Task A: Extract the passage of the column on liberalism between "Tea partyers tried" and "is never enough.", inclusive.

─── Passage given ───

By David Limbaugh
Friday, August 12, 2011
What is 2011 if not a dramatic global outworking of the abysmal failures of liberalism? Their failures are everywhere, but liberals are no closer to abandoning their political theology than they were, say, five years ago.
Every marginally intelligent person must know that events unfolding in Britain are a likely foreshadowing of what's in store for us if we don't radically alter our ways. Unchastened and undaunted, liberals keep their collective foot on the big-government accelerator. There's no governor on the liberal golf cart.
For years, the more responsible among us have been warning about spending and unsustainable entitlements, and the left has mocked. But this past year, it's as if God has been trying, with increasingly urgent alarms, to get our attention, to no avail.
Tea partyers tried to hold the line during the debates of the continuing resolutions and debt ceiling, only to be vilified. But the national debt continues to explode as if to resoundingly validate conservatives as reasonable and their spending-addicted opponents as extremists. For liberals, too much government is never enough.
We were told that unless we lifted the debt ceiling, our credit rating would be downgraded and the markets would collapse. Most Republicans signed on to the deal under duress, which ended up neither preventing nor delaying the downgrade or the market free fall. But that was no problem for liberals, who simply changed their warnings after the fact, now saying it was the wrangling over the ceiling, not the underlying debt, that was responsible. Liberals are not to be held to account for what they said yesterday.
In a move ostensibly aimed at containing the plummeting market, Obama bounced out once again to his trusted prompter. But instead of acknowledging his culpability for the unfolding national nightmare -- for which he, at the very least, is blocking remedial action -- he wagged his skinny finger of blame, saying it is everyone's fault but his. Being a liberal means never having to say you're sorry.

───

Task B: Rewrite the listing from its start through the line holding "- men-point: [1047, 223, 1060, 234]", inclusive, putting "female-point" in place of "women-point" and keeping everything else the same.

─── Data ───

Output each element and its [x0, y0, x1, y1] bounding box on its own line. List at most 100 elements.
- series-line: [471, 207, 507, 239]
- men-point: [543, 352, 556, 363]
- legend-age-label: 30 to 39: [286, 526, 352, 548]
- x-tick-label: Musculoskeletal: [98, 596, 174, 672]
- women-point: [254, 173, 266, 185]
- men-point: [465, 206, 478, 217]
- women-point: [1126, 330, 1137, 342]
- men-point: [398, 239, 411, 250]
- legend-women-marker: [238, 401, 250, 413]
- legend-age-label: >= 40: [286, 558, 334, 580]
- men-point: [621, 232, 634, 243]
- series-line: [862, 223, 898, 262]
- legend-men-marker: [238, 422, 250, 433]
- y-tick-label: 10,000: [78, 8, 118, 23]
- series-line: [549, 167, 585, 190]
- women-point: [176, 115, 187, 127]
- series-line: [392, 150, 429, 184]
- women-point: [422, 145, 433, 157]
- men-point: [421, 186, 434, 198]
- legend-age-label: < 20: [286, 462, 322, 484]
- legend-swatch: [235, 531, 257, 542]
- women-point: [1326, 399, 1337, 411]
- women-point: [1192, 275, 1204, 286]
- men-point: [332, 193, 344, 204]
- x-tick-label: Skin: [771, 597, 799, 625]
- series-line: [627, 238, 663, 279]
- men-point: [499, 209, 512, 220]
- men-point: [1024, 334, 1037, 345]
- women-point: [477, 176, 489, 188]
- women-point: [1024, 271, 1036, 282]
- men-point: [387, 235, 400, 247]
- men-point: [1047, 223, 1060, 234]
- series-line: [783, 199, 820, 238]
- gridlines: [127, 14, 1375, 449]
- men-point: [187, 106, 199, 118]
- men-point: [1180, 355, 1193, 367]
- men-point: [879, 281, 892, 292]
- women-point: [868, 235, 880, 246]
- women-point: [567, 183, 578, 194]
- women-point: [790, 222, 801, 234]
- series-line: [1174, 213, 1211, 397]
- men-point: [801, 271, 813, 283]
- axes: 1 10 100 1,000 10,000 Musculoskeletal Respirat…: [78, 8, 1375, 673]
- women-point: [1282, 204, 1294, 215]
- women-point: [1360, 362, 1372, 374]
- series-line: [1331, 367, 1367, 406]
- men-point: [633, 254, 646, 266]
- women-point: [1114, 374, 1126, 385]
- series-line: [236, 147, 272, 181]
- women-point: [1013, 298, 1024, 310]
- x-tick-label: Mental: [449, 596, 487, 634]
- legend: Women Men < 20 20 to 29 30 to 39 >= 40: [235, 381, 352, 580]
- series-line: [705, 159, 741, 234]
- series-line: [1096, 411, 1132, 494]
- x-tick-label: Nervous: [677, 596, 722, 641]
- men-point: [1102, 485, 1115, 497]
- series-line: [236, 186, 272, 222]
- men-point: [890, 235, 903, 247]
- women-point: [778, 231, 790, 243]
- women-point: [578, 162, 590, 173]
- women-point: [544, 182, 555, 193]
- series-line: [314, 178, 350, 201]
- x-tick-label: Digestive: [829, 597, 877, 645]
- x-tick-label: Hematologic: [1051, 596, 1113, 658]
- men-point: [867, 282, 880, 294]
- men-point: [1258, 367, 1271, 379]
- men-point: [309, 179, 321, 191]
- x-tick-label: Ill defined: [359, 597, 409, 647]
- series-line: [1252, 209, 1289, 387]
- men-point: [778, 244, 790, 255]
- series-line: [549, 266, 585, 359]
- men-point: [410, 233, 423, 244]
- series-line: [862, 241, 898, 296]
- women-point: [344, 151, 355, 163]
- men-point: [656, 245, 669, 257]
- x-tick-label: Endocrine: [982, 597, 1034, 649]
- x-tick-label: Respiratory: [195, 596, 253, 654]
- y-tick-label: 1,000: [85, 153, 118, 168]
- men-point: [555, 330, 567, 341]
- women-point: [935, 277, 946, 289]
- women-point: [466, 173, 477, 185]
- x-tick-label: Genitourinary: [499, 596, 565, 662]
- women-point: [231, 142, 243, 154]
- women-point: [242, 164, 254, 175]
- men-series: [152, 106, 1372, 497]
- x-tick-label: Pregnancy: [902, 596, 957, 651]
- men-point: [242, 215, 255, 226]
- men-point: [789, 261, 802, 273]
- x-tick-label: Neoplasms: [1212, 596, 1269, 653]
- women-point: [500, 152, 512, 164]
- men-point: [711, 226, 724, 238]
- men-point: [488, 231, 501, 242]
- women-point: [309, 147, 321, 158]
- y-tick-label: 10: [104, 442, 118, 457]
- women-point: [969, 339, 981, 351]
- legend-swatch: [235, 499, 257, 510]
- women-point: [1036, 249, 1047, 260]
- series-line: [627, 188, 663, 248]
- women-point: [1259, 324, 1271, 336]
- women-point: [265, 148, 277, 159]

───

Complete output A:
Tea partyers tried to hold the line during the debates of the continuing resolutions and debt ceiling, only to be vilified. But the national debt continues to explode as if to resoundingly validate conservatives as reasonable and their spending-addicted opponents as extremists. For liberals, too much government is never enough.

Complete output B:
Output each element and its [x0, y0, x1, y1] bounding box on its own line. List at most 100 elements.
- series-line: [471, 207, 507, 239]
- men-point: [543, 352, 556, 363]
- legend-age-label: 30 to 39: [286, 526, 352, 548]
- x-tick-label: Musculoskeletal: [98, 596, 174, 672]
- female-point: [254, 173, 266, 185]
- men-point: [465, 206, 478, 217]
- female-point: [1126, 330, 1137, 342]
- men-point: [398, 239, 411, 250]
- legend-women-marker: [238, 401, 250, 413]
- legend-age-label: >= 40: [286, 558, 334, 580]
- men-point: [621, 232, 634, 243]
- series-line: [862, 223, 898, 262]
- legend-men-marker: [238, 422, 250, 433]
- y-tick-label: 10,000: [78, 8, 118, 23]
- series-line: [549, 167, 585, 190]
- female-point: [176, 115, 187, 127]
- series-line: [392, 150, 429, 184]
- female-point: [422, 145, 433, 157]
- men-point: [421, 186, 434, 198]
- legend-age-label: < 20: [286, 462, 322, 484]
- legend-swatch: [235, 531, 257, 542]
- female-point: [1326, 399, 1337, 411]
- female-point: [1192, 275, 1204, 286]
- men-point: [332, 193, 344, 204]
- x-tick-label: Skin: [771, 597, 799, 625]
- series-line: [627, 238, 663, 279]
- men-point: [499, 209, 512, 220]
- men-point: [1024, 334, 1037, 345]
- female-point: [477, 176, 489, 188]
- female-point: [1024, 271, 1036, 282]
- men-point: [387, 235, 400, 247]
- men-point: [1047, 223, 1060, 234]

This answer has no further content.